-- Begin GIVEN RECORDS --
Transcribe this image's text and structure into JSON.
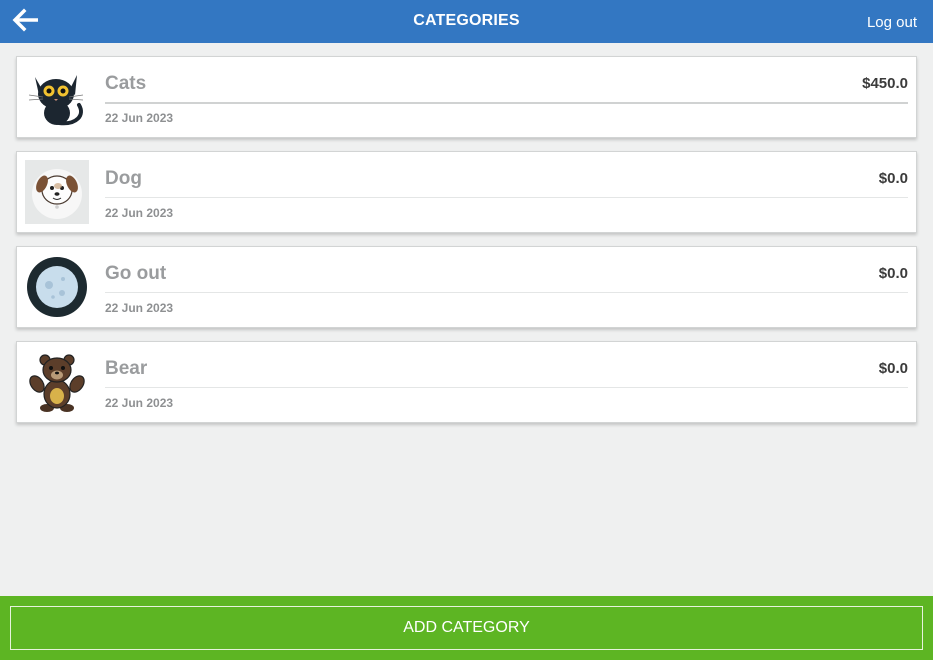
{
  "header": {
    "title": "CATEGORIES",
    "logout_label": "Log out",
    "back_icon": "arrow-left-icon",
    "color": "#3377c2"
  },
  "categories": [
    {
      "name": "Cats",
      "amount": "$450.0",
      "date": "22 Jun 2023",
      "icon": "cat-icon"
    },
    {
      "name": "Dog",
      "amount": "$0.0",
      "date": "22 Jun 2023",
      "icon": "dog-icon"
    },
    {
      "name": "Go out",
      "amount": "$0.0",
      "date": "22 Jun 2023",
      "icon": "moon-icon"
    },
    {
      "name": "Bear",
      "amount": "$0.0",
      "date": "22 Jun 2023",
      "icon": "bear-icon"
    }
  ],
  "footer": {
    "add_label": "ADD CATEGORY",
    "color": "#5db523"
  }
}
-- End GIVEN RECORDS --
Transcribe every line in the entries above, taking out only the images.

Transcribe this image's text and structure into JSON.
{
  "header": {
    "title": "CATEGORIES",
    "logout_label": "Log out",
    "back_icon": "arrow-left-icon",
    "color": "#3377c2"
  },
  "categories": [
    {
      "name": "Cats",
      "amount": "$450.0",
      "date": "22 Jun 2023",
      "icon": "cat-icon"
    },
    {
      "name": "Dog",
      "amount": "$0.0",
      "date": "22 Jun 2023",
      "icon": "dog-icon"
    },
    {
      "name": "Go out",
      "amount": "$0.0",
      "date": "22 Jun 2023",
      "icon": "moon-icon"
    },
    {
      "name": "Bear",
      "amount": "$0.0",
      "date": "22 Jun 2023",
      "icon": "bear-icon"
    }
  ],
  "footer": {
    "add_label": "ADD CATEGORY",
    "color": "#5db523"
  }
}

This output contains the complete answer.